Exercise goal
Give the data a second time, exactly and in full.

------ Recorded data ------

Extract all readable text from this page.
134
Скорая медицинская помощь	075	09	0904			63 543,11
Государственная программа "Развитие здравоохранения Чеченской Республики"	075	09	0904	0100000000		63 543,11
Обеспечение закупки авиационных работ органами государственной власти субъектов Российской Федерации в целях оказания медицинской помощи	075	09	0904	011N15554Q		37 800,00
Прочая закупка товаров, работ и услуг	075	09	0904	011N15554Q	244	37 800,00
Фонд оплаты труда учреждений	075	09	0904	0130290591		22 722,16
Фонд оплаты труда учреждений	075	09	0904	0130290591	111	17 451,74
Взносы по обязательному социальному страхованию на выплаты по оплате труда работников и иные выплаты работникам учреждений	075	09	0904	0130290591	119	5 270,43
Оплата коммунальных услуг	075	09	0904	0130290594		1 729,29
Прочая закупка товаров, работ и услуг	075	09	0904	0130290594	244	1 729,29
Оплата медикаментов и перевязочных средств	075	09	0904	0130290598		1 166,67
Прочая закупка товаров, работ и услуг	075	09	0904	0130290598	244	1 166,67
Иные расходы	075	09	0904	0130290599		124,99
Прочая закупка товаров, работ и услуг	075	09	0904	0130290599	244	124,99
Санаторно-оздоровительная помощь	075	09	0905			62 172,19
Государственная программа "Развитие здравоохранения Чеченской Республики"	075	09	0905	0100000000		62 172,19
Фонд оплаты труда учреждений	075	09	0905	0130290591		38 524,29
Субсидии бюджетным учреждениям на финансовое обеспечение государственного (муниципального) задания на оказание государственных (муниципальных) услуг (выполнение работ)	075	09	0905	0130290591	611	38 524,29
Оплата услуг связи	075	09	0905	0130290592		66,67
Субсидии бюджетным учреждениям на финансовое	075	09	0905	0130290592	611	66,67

------

Response
Extract all readable text from this page.
134
Скорая медицинская помощь	075	09	0904			63 543,11
Государственная программа "Развитие здравоохранения Чеченской Республики"	075	09	0904	0100000000		63 543,11
Обеспечение закупки авиационных работ органами государственной власти субъектов Российской Федерации в целях оказания медицинской помощи	075	09	0904	011N15554Q		37 800,00
Прочая закупка товаров, работ и услуг	075	09	0904	011N15554Q	244	37 800,00
Фонд оплаты труда учреждений	075	09	0904	0130290591		22 722,16
Фонд оплаты труда учреждений	075	09	0904	0130290591	111	17 451,74
Взносы по обязательному социальному страхованию на выплаты по оплате труда работников и иные выплаты работникам учреждений	075	09	0904	0130290591	119	5 270,43
Оплата коммунальных услуг	075	09	0904	0130290594		1 729,29
Прочая закупка товаров, работ и услуг	075	09	0904	0130290594	244	1 729,29
Оплата медикаментов и перевязочных средств	075	09	0904	0130290598		1 166,67
Прочая закупка товаров, работ и услуг	075	09	0904	0130290598	244	1 166,67
Иные расходы	075	09	0904	0130290599		124,99
Прочая закупка товаров, работ и услуг	075	09	0904	0130290599	244	124,99
Санаторно-оздоровительная помощь	075	09	0905			62 172,19
Государственная программа "Развитие здравоохранения Чеченской Республики"	075	09	0905	0100000000		62 172,19
Фонд оплаты труда учреждений	075	09	0905	0130290591		38 524,29
Субсидии бюджетным учреждениям на финансовое обеспечение государственного (муниципального) задания на оказание государственных (муниципальных) услуг (выполнение работ)	075	09	0905	0130290591	611	38 524,29
Оплата услуг связи	075	09	0905	0130290592		66,67
Субсидии бюджетным учреждениям на финансовое	075	09	0905	0130290592	611	66,67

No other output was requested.